EXTRACT PROVIDED:
-- Start --

187 So. 30 | La. | 1939
[EDITORS' NOTE: THIS PAGE CONTAINS HEADNOTES. HEADNOTES ARE NOT AN OFFICIAL PRODUCT OF THE COURT, THEREFORE THEY ARE NOT DISPLAYED.] *1081 In the year 1925, the Fairmont Realty Company, Inc., the owner of a tract of land *1082 in the Gentilly section of New Orleans, subdivided its property into lots and designated the project as "Fairmont Park Subdivision." The Realty Company, desiring to furnish gas service to the purchasers of lots who might build houses in its subdivision, requested the defendant company, at its own expense, to extend its gas mains for that purpose. The defendant company rejected the request, but agreed to make the required extension upon payment to it by the Realty Company of the estimated cost of the work.

-- End --

EXERCISE REQUIREMENTS:
Answer from the court opinion excerpt above:
(a) In what year did the Fairmont Realty Company subdivide its property into lots?
(b) In which section of New Orleans was the tract located?
(c) On what condition did the defendant company agree to extend its gas mains?

RECORD LIST:
-- Start --

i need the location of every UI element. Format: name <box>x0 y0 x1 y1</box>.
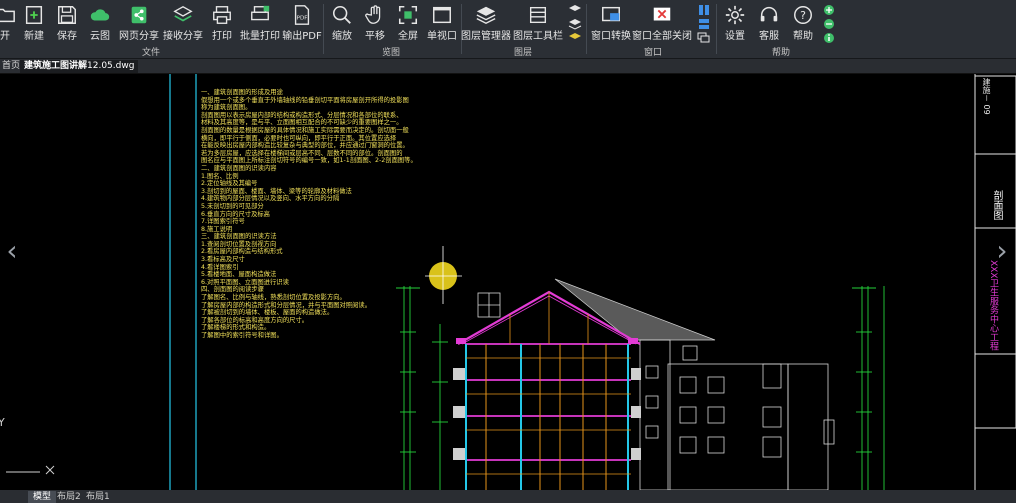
open-folder-icon <box>0 8 15 23</box>
pdf-icon: PDF <box>294 5 310 25</box>
drawing-canvas[interactable]: 一、建筑剖面图的形成及用途 假想用一个或多个垂直于外墙轴线的铅垂剖切平面将房屋剖… <box>0 74 1016 490</box>
help-icon: ? <box>794 6 812 24</box>
file-group-label: 文件 <box>142 48 161 58</box>
zoom-in-small-icon[interactable] <box>823 4 837 16</box>
fullscreen-label: 全屏 <box>398 31 418 42</box>
share-icon <box>131 6 147 24</box>
window-group-label: 窗口 <box>644 48 663 58</box>
close-all-windows-button[interactable]: 窗口全部关闭 <box>632 2 692 42</box>
customer-service-label: 客服 <box>759 31 779 42</box>
layer-manager-label: 图层管理器 <box>461 31 511 42</box>
ribbon-toolbar: 开 新建 保存 云图 网页分享 接收分享 打印 批量打印 PDF 输出PDF 文… <box>0 0 1016 59</box>
save-label: 保存 <box>57 31 77 42</box>
group-separator <box>716 4 717 54</box>
save-icon <box>58 6 76 24</box>
pan-button[interactable]: 平移 <box>361 2 389 42</box>
new-label: 新建 <box>24 31 44 42</box>
next-page-arrow-icon[interactable]: › <box>992 236 1012 266</box>
export-pdf-label: 输出PDF <box>282 31 322 42</box>
single-viewport-label: 单视口 <box>427 31 457 42</box>
zoom-button[interactable]: 缩放 <box>328 2 356 42</box>
fullscreen-icon <box>398 5 418 25</box>
titleblock-project-name: XXX卫生服务中心工程 <box>988 260 998 351</box>
info-small-icon[interactable] <box>823 32 837 44</box>
layer-group-label: 图层 <box>514 48 533 58</box>
layer-manager-button[interactable]: 图层管理器 <box>461 2 511 42</box>
tab-active-file[interactable]: 建筑施工图讲解12.05.dwg <box>20 60 139 73</box>
window-switch-label: 窗口转换 <box>591 31 631 42</box>
tab-file-name-bold: 建筑施工图讲解 <box>24 61 88 71</box>
layer-small-icon-1[interactable] <box>568 4 582 16</box>
settings-button[interactable]: 设置 <box>721 2 749 42</box>
group-separator <box>323 4 324 54</box>
document-tab-bar: 首页 建筑施工图讲解12.05.dwg <box>0 59 1016 74</box>
right-dimension-column <box>852 286 885 490</box>
receive-share-button[interactable]: 接收分享 <box>163 2 203 42</box>
prev-page-arrow-icon[interactable]: ‹ <box>2 236 22 266</box>
svg-text:PDF: PDF <box>297 16 308 22</box>
customer-service-button[interactable]: 客服 <box>755 2 783 42</box>
print-button[interactable]: 打印 <box>208 2 236 42</box>
ucs-axis-icon <box>6 465 55 475</box>
fullscreen-button[interactable]: 全屏 <box>394 2 422 42</box>
cloud-icon <box>90 9 110 21</box>
new-file-icon <box>25 6 43 24</box>
cloud-label: 云图 <box>90 31 110 42</box>
view-group-label: 览图 <box>382 48 401 58</box>
single-viewport-button[interactable]: 单视口 <box>426 2 458 42</box>
save-button[interactable]: 保存 <box>53 2 81 42</box>
close-all-windows-label: 窗口全部关闭 <box>632 31 692 42</box>
layer-toolbar-label: 图层工具栏 <box>513 31 563 42</box>
group-separator <box>586 4 587 54</box>
drawing-svg <box>6 74 1016 490</box>
pan-label: 平移 <box>365 31 385 42</box>
print-label: 打印 <box>212 31 232 42</box>
batch-print-icon <box>251 5 270 21</box>
receive-share-label: 接收分享 <box>163 31 203 42</box>
tile-vertical-icon[interactable] <box>697 4 711 16</box>
web-share-button[interactable]: 网页分享 <box>118 2 160 42</box>
layer-small-icon-2[interactable] <box>568 18 582 30</box>
layers-icon <box>476 6 496 25</box>
titleblock-sheet-number: 建施－ 09 <box>982 78 991 115</box>
receive-share-icon <box>173 5 193 22</box>
layout-tab-bar: 模型 布局2 布局1 <box>0 490 1016 503</box>
pan-hand-icon <box>365 5 381 24</box>
window-switch-button[interactable]: 窗口转换 <box>590 2 632 42</box>
layer-toolbar-icon <box>529 6 547 24</box>
svg-text:?: ? <box>800 9 806 22</box>
print-icon <box>213 6 231 24</box>
web-share-label: 网页分享 <box>119 31 159 42</box>
settings-gear-icon <box>725 5 745 25</box>
batch-print-label: 批量打印 <box>240 31 280 42</box>
zoom-out-small-icon[interactable] <box>823 18 837 30</box>
help-label: 帮助 <box>793 31 813 42</box>
settings-label: 设置 <box>725 31 745 42</box>
close-all-windows-icon <box>653 7 671 21</box>
titleblock-drawing-name: 剖面图 <box>991 190 1002 220</box>
open-button[interactable]: 开 <box>0 2 15 42</box>
tab-layout1[interactable]: 布局1 <box>81 491 115 503</box>
tab-file-name-rest: 12.05.dwg <box>87 61 135 71</box>
elevation-building-right <box>639 339 835 490</box>
new-button[interactable]: 新建 <box>20 2 48 42</box>
zoom-label: 缩放 <box>332 31 352 42</box>
single-viewport-icon <box>433 6 451 24</box>
export-pdf-button[interactable]: PDF 输出PDF <box>282 2 322 42</box>
cloud-button[interactable]: 云图 <box>86 2 114 42</box>
window-switch-icon <box>602 6 620 22</box>
headset-icon <box>760 7 778 22</box>
elevation-building-left <box>477 292 501 318</box>
tile-horizontal-icon[interactable] <box>697 18 711 30</box>
layer-small-icon-3[interactable] <box>568 32 582 44</box>
cascade-windows-icon[interactable] <box>697 32 711 44</box>
help-button[interactable]: ? 帮助 <box>789 2 817 42</box>
layer-toolbar-button[interactable]: 图层工具栏 <box>513 2 563 42</box>
help-group-label: 帮助 <box>772 48 791 58</box>
drawing-notes-text: 一、建筑剖面图的形成及用途 假想用一个或多个垂直于外墙轴线的铅垂剖切平面将房屋剖… <box>201 89 417 339</box>
batch-print-button[interactable]: 批量打印 <box>240 2 280 42</box>
zoom-icon <box>332 5 351 24</box>
open-label: 开 <box>0 31 10 42</box>
ucs-y-axis-label: Y <box>0 416 5 429</box>
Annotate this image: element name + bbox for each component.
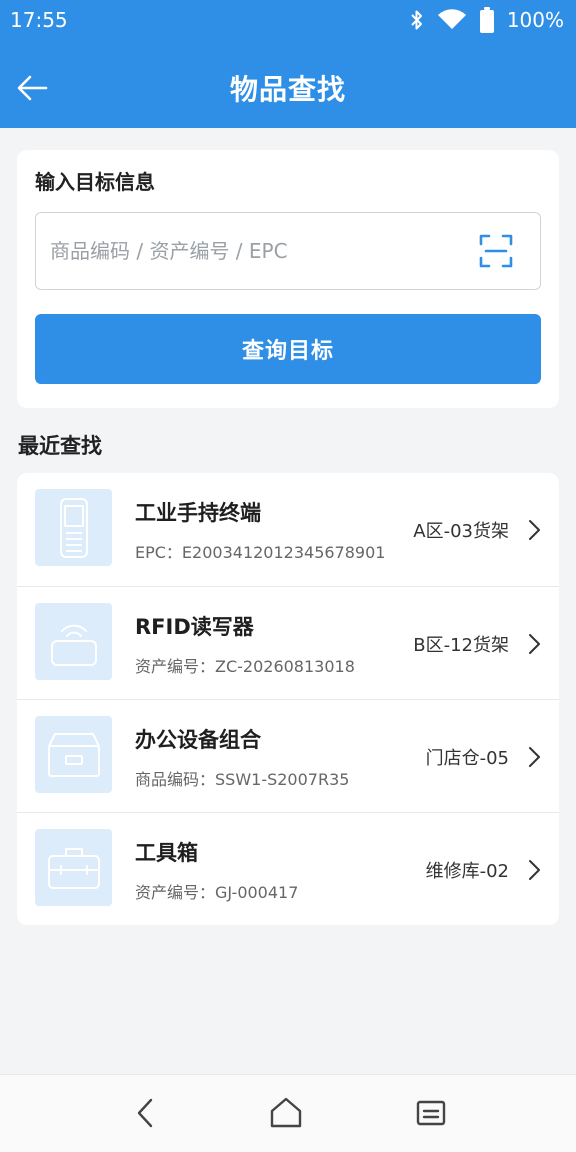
handheld-terminal-icon: [59, 497, 88, 558]
scan-button[interactable]: [478, 233, 514, 269]
battery-percent: 100%: [506, 8, 564, 32]
list-item[interactable]: 工业手持终端 EPC：E2003412012345678901 A区-03货架: [17, 473, 559, 586]
nav-back-icon: [137, 1098, 153, 1128]
list-item[interactable]: RFID读写器 资产编号：ZC-20260813018 B区-12货架: [17, 586, 559, 699]
item-thumbnail: [35, 603, 112, 680]
page-title: 物品查找: [229, 73, 346, 106]
item-thumbnail: [35, 489, 112, 566]
item-thumbnail: [35, 829, 112, 906]
item-code: EPC：E2003412012345678901: [135, 543, 386, 562]
recent-section-title: 最近查找: [18, 434, 102, 458]
storage-box-icon: [47, 732, 100, 777]
bluetooth-icon: [411, 10, 422, 30]
list-item[interactable]: 办公设备组合 商品编码：SSW1-S2007R35 门店仓-05: [17, 699, 559, 812]
item-name: 工业手持终端: [135, 501, 261, 525]
item-location: A区-03货架: [413, 521, 509, 542]
item-location: B区-12货架: [413, 635, 509, 656]
rfid-reader-icon: [50, 624, 97, 666]
item-name: 工具箱: [135, 841, 198, 865]
query-button[interactable]: 查询目标: [35, 314, 541, 384]
system-nav-bar: [0, 1074, 576, 1152]
status-bar: 17:55 100%: [0, 0, 576, 40]
list-item[interactable]: 工具箱 资产编号：GJ-000417 维修库-02: [17, 812, 559, 925]
status-time: 17:55: [10, 8, 68, 32]
item-code: 资产编号：ZC-20260813018: [135, 657, 355, 676]
app-bar: 17:55 100% 物品查找: [0, 0, 576, 128]
title-bar: 物品查找: [0, 50, 576, 128]
nav-back-button[interactable]: [125, 1093, 165, 1133]
item-location: 门店仓-05: [425, 748, 509, 769]
chevron-right-icon: [529, 860, 540, 880]
status-icons: 100%: [409, 7, 564, 33]
nav-recents-button[interactable]: [411, 1093, 451, 1133]
wifi-icon: [437, 9, 466, 29]
scan-icon: [479, 234, 513, 268]
item-location: 维修库-02: [425, 861, 509, 882]
chevron-right-icon: [529, 747, 540, 767]
toolbox-icon: [47, 847, 100, 889]
item-code: 商品编码：SSW1-S2007R35: [135, 770, 350, 789]
item-code: 资产编号：GJ-000417: [135, 883, 299, 902]
item-thumbnail: [35, 716, 112, 793]
search-card: 输入目标信息 查询目标: [17, 150, 559, 408]
battery-icon: [479, 7, 494, 33]
nav-home-icon: [270, 1097, 302, 1128]
search-box: [35, 212, 541, 290]
item-name: RFID读写器: [135, 615, 254, 639]
nav-home-button[interactable]: [266, 1093, 306, 1133]
item-name: 办公设备组合: [135, 728, 261, 752]
chevron-right-icon: [529, 634, 540, 654]
search-input[interactable]: [50, 213, 470, 288]
chevron-right-icon: [529, 520, 540, 540]
recent-list: 工业手持终端 EPC：E2003412012345678901 A区-03货架 …: [17, 473, 559, 925]
nav-recents-icon: [416, 1100, 446, 1126]
search-section-label: 输入目标信息: [35, 170, 155, 194]
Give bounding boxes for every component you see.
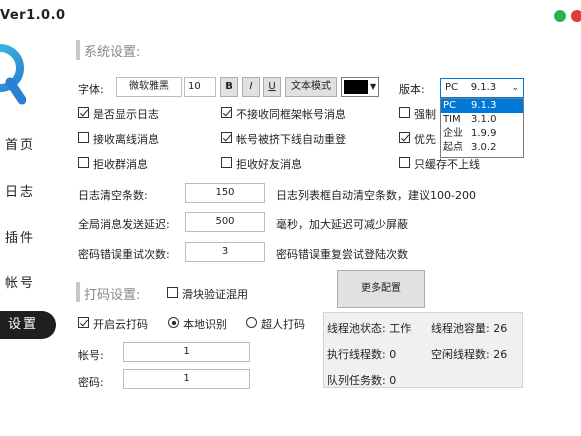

-- End --

EXERCISE RESULT:
(a) 1925
(b) The Gentilly section
(c) The Realty Company had to pay it the estimated cost of the work.